## AIM
Reproduce the data below word for word, from its first line through the line containing "candle-body: [287, 318, 290, 320]", with both of those lines included.

## TASK MATERIAL
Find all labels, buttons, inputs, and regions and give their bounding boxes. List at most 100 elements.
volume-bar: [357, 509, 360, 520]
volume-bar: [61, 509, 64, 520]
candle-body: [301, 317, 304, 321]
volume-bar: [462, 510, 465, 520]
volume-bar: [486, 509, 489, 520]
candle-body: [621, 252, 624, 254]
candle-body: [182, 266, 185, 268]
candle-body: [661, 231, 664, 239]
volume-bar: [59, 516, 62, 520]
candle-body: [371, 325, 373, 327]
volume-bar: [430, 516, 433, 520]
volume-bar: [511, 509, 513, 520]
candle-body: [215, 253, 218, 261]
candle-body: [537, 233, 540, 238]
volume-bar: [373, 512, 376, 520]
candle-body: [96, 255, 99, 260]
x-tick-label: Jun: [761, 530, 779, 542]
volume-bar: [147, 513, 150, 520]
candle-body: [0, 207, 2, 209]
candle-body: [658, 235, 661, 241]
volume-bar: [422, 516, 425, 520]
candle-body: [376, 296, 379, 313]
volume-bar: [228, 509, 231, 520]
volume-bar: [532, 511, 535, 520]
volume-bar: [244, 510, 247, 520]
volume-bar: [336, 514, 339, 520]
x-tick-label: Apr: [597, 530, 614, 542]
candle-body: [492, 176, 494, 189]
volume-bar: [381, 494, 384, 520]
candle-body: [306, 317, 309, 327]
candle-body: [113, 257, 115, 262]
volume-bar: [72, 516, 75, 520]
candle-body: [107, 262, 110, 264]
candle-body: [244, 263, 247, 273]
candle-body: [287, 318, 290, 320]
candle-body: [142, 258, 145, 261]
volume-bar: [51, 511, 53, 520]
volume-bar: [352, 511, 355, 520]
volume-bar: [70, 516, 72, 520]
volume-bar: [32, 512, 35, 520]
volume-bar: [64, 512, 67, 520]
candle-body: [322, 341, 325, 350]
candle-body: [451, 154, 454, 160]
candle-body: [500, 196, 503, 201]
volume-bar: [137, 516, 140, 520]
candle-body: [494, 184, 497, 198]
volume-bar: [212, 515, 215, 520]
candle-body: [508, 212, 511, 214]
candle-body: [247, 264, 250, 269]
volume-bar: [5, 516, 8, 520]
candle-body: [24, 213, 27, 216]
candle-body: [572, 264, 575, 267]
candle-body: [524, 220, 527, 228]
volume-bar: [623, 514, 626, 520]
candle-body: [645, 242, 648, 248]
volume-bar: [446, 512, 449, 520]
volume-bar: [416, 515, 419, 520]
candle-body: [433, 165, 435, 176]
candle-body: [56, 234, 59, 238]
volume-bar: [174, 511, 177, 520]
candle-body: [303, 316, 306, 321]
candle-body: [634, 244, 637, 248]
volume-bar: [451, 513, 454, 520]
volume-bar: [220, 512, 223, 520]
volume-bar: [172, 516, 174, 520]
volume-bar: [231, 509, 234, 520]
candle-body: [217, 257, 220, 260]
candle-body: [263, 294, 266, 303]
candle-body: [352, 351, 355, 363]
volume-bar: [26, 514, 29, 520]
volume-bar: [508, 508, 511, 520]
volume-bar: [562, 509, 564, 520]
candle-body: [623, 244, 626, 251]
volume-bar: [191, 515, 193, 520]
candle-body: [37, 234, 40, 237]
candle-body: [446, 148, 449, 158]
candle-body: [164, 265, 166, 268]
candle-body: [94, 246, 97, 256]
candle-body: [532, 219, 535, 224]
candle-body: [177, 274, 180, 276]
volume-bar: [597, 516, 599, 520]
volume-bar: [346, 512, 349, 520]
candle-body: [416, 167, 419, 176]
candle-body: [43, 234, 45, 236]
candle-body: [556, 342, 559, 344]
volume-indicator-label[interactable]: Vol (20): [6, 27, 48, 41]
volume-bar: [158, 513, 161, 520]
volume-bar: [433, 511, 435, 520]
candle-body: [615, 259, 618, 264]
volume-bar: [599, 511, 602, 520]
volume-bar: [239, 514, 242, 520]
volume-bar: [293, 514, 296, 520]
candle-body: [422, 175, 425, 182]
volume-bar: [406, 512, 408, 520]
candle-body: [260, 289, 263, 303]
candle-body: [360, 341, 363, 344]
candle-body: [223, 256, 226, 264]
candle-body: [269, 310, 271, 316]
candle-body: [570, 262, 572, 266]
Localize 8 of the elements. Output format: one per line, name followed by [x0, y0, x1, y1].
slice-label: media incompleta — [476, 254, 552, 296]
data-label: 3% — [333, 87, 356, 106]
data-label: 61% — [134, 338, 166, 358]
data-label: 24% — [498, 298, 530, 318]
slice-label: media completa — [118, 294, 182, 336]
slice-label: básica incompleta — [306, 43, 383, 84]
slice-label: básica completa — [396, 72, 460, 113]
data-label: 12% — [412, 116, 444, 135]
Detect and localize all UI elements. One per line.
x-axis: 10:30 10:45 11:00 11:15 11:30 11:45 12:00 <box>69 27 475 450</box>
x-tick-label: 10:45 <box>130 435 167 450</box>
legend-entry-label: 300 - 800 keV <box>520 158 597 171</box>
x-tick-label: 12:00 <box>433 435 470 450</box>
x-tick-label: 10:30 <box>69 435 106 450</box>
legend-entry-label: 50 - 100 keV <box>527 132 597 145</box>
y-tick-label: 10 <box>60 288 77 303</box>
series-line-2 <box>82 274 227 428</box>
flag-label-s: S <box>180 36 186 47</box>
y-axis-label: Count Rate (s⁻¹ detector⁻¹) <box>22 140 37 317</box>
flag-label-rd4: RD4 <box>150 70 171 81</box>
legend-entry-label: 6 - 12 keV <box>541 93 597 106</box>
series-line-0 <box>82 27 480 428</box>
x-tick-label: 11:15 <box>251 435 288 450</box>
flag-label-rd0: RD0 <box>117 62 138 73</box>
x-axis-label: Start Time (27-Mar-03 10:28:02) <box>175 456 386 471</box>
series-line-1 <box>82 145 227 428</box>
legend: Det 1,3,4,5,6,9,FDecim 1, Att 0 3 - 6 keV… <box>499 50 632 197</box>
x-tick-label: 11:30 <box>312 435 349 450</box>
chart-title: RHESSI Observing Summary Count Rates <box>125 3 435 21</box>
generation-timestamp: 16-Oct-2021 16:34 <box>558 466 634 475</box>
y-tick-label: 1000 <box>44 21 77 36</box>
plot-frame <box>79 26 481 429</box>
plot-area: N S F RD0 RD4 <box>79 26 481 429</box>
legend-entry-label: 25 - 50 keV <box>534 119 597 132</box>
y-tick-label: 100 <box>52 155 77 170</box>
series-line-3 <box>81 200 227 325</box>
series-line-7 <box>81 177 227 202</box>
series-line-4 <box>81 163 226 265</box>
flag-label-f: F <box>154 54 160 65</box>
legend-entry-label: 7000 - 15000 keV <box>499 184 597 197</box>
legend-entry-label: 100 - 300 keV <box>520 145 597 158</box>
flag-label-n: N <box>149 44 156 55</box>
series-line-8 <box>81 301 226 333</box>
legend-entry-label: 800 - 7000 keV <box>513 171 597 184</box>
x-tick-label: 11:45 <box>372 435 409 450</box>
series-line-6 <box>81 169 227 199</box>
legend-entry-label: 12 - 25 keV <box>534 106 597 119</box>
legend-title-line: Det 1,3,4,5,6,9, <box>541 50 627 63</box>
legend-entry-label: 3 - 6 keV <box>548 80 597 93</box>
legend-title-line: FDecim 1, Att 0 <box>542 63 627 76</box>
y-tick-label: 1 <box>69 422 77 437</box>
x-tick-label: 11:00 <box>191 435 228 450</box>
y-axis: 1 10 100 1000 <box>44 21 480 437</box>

## RESPONSE TO THIS TASK
Find all labels, buttons, inputs, and regions and give their bounding boxes. List at most 100 elements.
volume-bar: [357, 509, 360, 520]
volume-bar: [61, 509, 64, 520]
candle-body: [301, 317, 304, 321]
volume-bar: [462, 510, 465, 520]
volume-bar: [486, 509, 489, 520]
candle-body: [621, 252, 624, 254]
candle-body: [182, 266, 185, 268]
candle-body: [661, 231, 664, 239]
volume-bar: [59, 516, 62, 520]
candle-body: [371, 325, 373, 327]
volume-bar: [430, 516, 433, 520]
volume-bar: [511, 509, 513, 520]
candle-body: [215, 253, 218, 261]
candle-body: [537, 233, 540, 238]
volume-bar: [373, 512, 376, 520]
candle-body: [96, 255, 99, 260]
x-tick-label: Jun: [761, 530, 779, 542]
volume-bar: [147, 513, 150, 520]
candle-body: [0, 207, 2, 209]
candle-body: [658, 235, 661, 241]
volume-bar: [422, 516, 425, 520]
candle-body: [376, 296, 379, 313]
volume-bar: [228, 509, 231, 520]
volume-bar: [532, 511, 535, 520]
volume-bar: [244, 510, 247, 520]
volume-bar: [336, 514, 339, 520]
x-tick-label: Apr: [597, 530, 614, 542]
candle-body: [492, 176, 494, 189]
volume-bar: [381, 494, 384, 520]
candle-body: [306, 317, 309, 327]
candle-body: [113, 257, 115, 262]
volume-bar: [72, 516, 75, 520]
candle-body: [107, 262, 110, 264]
candle-body: [244, 263, 247, 273]
candle-body: [287, 318, 290, 320]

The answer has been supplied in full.